__RECORD SET__.
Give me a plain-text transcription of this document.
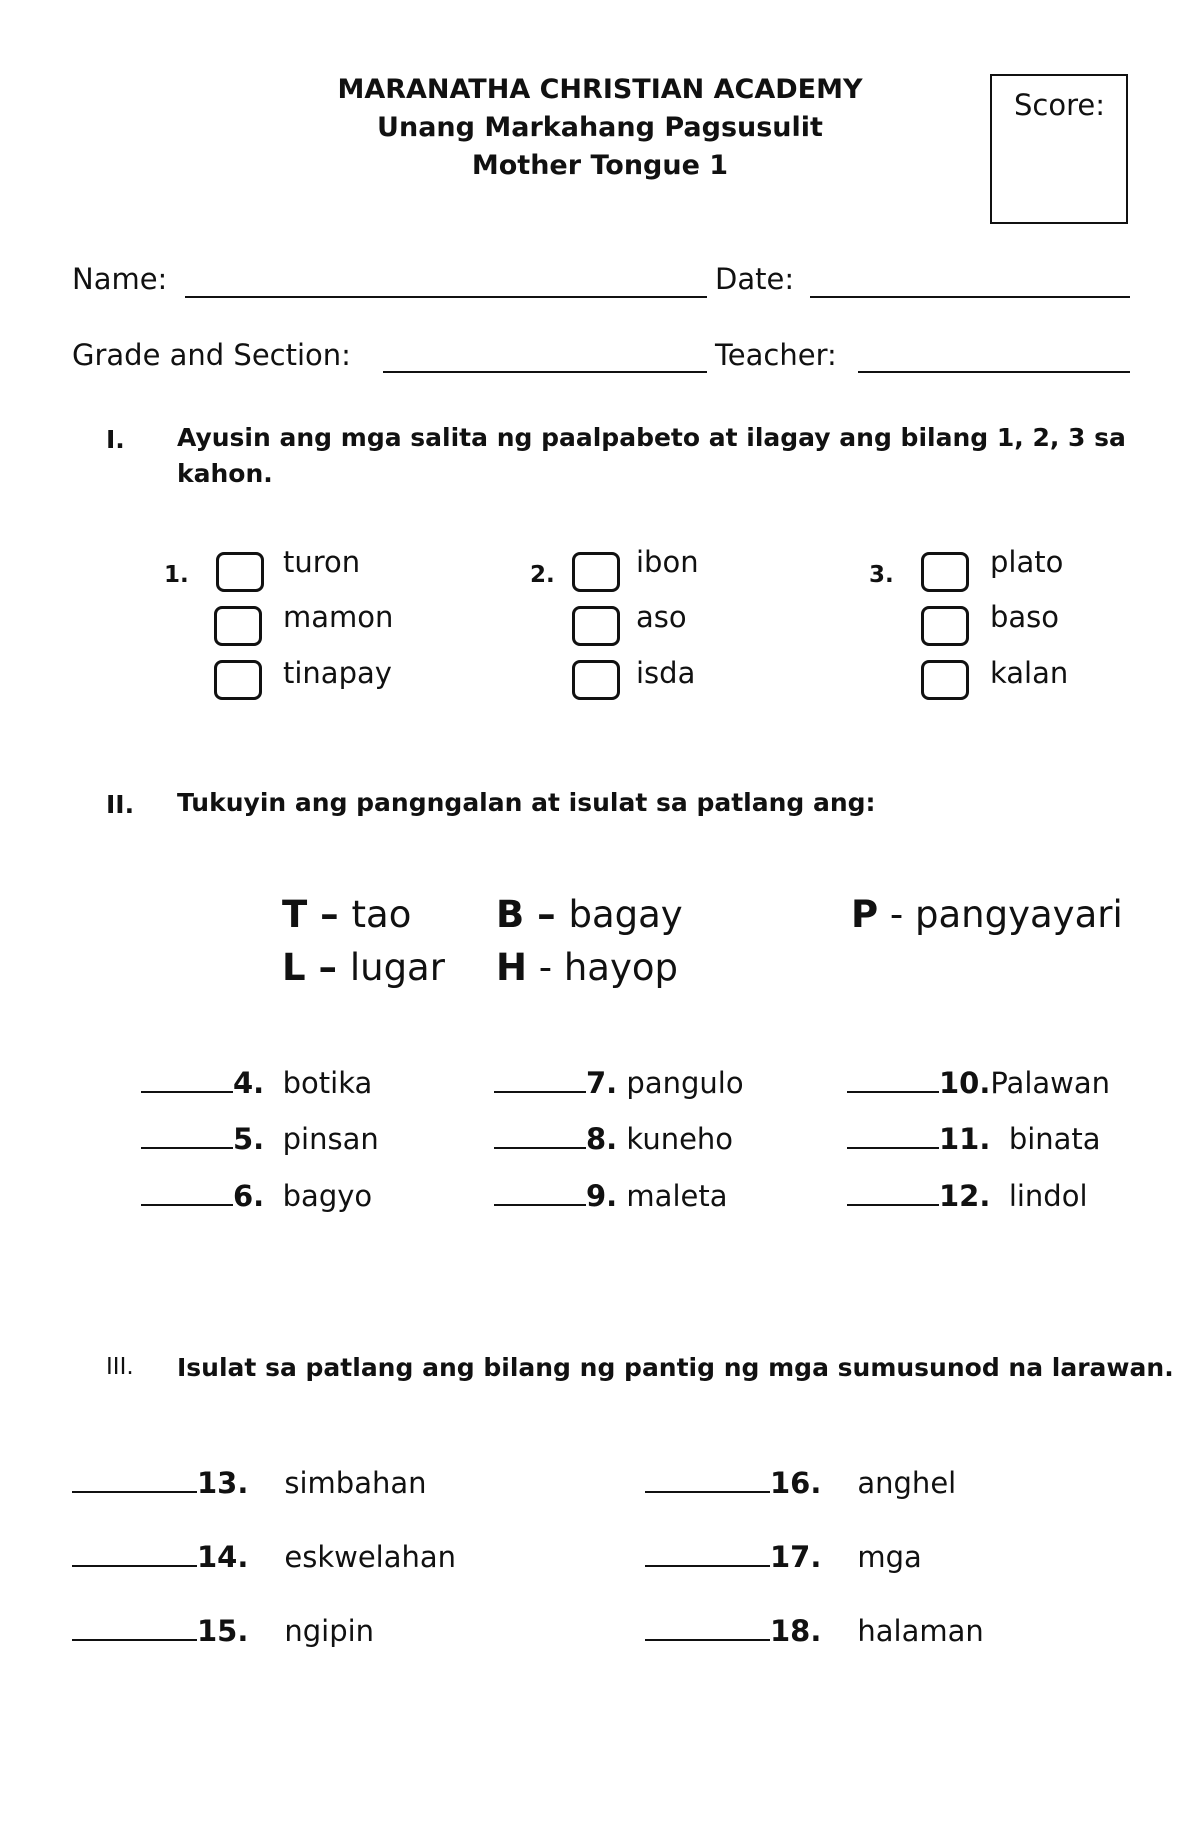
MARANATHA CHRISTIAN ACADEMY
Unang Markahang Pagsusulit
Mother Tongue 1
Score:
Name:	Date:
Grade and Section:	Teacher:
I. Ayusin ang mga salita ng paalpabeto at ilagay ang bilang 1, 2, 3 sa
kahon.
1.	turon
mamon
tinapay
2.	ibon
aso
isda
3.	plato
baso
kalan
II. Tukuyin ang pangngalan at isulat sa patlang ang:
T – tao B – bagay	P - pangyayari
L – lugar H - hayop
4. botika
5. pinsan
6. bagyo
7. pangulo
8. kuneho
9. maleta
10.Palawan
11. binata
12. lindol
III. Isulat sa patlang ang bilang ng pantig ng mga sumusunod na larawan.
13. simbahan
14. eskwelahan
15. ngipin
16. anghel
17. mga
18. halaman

==

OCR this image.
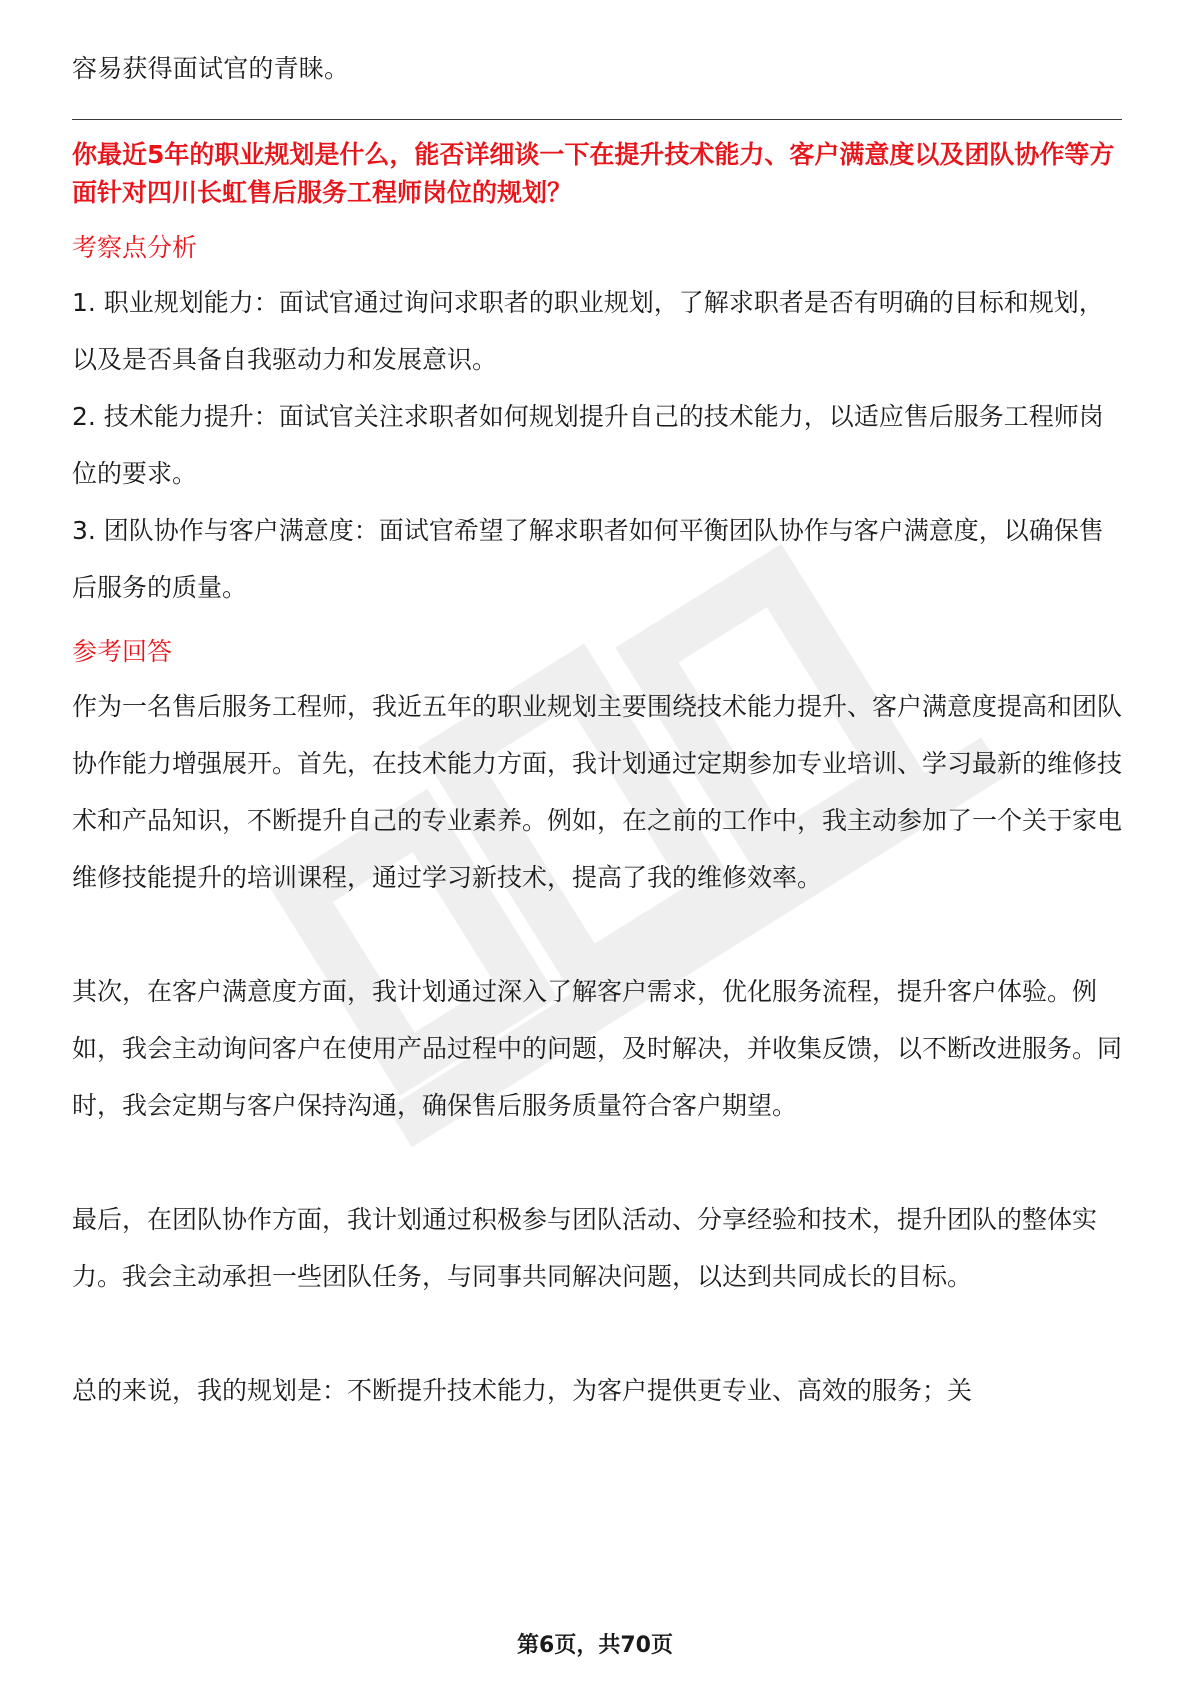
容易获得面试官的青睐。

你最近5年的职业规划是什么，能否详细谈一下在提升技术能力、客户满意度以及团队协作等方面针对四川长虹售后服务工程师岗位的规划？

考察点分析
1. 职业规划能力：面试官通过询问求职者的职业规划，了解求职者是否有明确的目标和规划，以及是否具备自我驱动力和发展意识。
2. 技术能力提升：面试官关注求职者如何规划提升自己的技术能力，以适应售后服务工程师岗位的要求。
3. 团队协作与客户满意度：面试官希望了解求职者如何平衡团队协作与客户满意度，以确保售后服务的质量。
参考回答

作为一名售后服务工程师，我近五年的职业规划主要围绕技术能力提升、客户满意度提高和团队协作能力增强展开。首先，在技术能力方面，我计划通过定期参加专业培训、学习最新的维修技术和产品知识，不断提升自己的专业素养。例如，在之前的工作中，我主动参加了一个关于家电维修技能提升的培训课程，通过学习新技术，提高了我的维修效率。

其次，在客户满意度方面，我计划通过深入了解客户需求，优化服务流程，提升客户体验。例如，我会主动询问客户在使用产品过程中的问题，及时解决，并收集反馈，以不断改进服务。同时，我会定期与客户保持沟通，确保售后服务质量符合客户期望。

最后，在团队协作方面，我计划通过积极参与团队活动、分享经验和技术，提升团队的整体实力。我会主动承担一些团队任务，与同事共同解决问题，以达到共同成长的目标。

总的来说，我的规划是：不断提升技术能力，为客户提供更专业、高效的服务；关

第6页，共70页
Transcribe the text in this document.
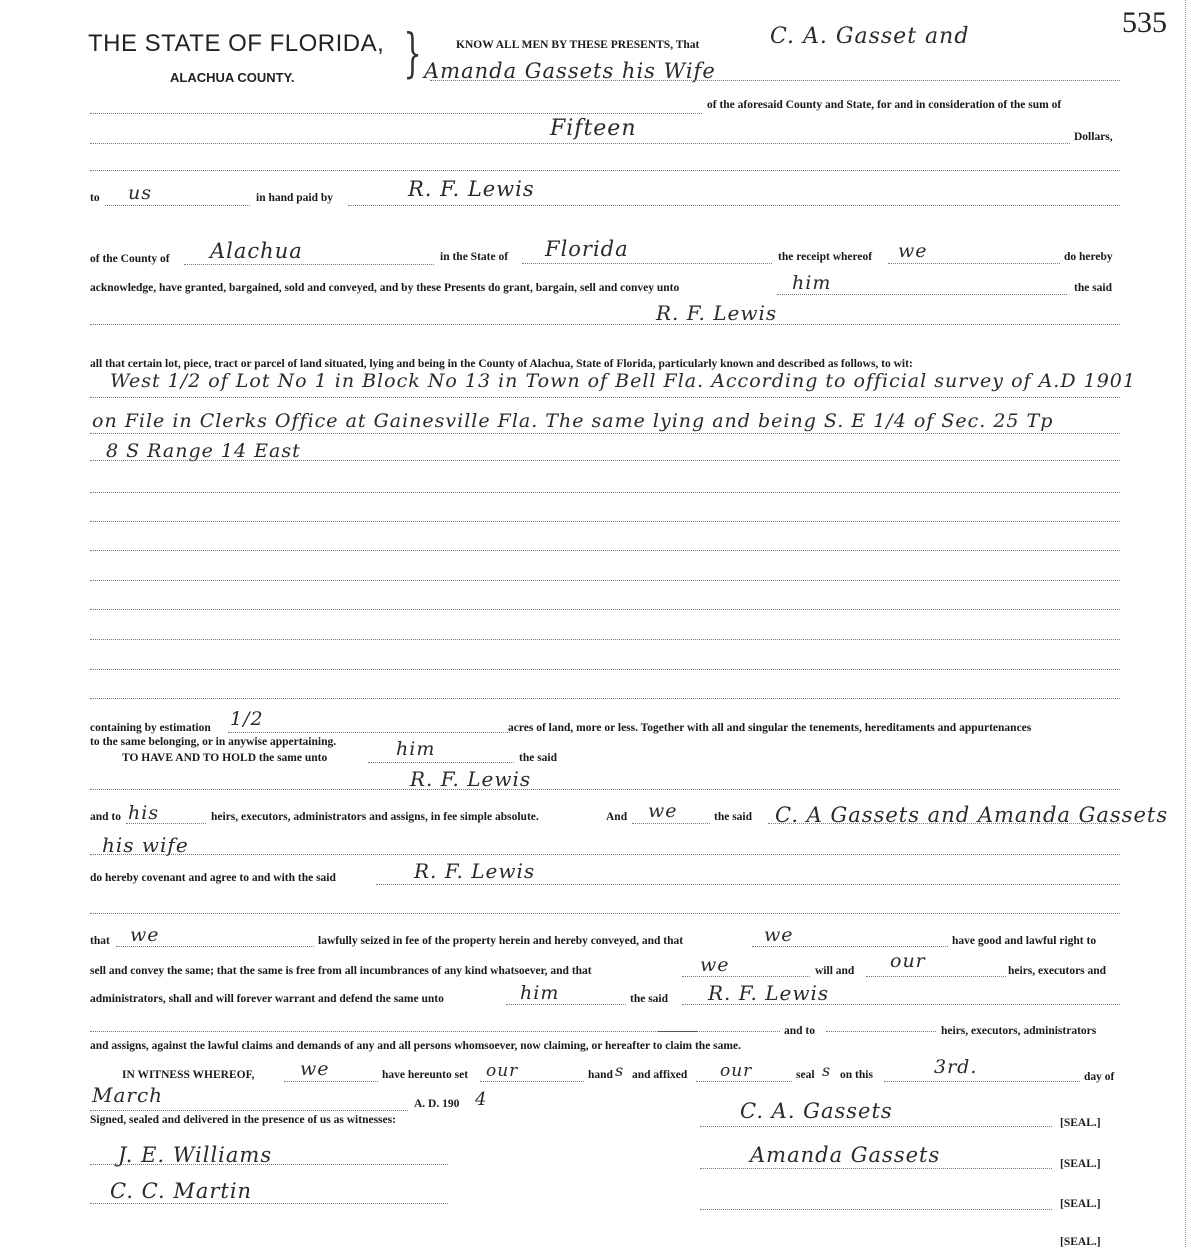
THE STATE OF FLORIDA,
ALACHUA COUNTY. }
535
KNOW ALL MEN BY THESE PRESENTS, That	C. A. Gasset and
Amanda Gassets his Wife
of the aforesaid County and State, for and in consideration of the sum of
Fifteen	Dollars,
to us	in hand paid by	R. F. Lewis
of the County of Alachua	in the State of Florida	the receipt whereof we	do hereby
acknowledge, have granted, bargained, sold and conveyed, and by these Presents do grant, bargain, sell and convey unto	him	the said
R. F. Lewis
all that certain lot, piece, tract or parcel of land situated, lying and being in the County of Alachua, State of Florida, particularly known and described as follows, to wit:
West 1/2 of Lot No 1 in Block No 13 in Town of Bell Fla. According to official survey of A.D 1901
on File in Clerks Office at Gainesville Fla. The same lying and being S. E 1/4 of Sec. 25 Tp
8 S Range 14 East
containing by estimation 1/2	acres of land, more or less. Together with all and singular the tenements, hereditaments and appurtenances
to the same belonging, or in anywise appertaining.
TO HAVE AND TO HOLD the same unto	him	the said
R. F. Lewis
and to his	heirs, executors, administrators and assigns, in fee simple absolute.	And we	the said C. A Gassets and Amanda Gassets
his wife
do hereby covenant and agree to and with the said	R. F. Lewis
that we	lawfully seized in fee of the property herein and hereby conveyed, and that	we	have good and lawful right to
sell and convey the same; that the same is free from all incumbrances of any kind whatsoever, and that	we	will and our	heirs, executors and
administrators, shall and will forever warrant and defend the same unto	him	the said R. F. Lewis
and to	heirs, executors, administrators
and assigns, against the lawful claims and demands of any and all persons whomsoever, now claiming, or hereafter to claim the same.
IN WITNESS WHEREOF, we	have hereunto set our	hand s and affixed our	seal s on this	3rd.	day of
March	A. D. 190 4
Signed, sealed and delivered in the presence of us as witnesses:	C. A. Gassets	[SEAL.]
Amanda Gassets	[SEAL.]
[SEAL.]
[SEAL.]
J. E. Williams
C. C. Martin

__DIRECTIVE__.
Copy out every line in the listing where the word "this" appears.

__EXERCISE OUTPUT__.
Give me a plain-text transcription of this document.
OCR this image.
Transcribe the text in this document.
IN WITNESS WHEREOF, we	have hereunto set our	hand s and affixed our	seal s on this	3rd.	day of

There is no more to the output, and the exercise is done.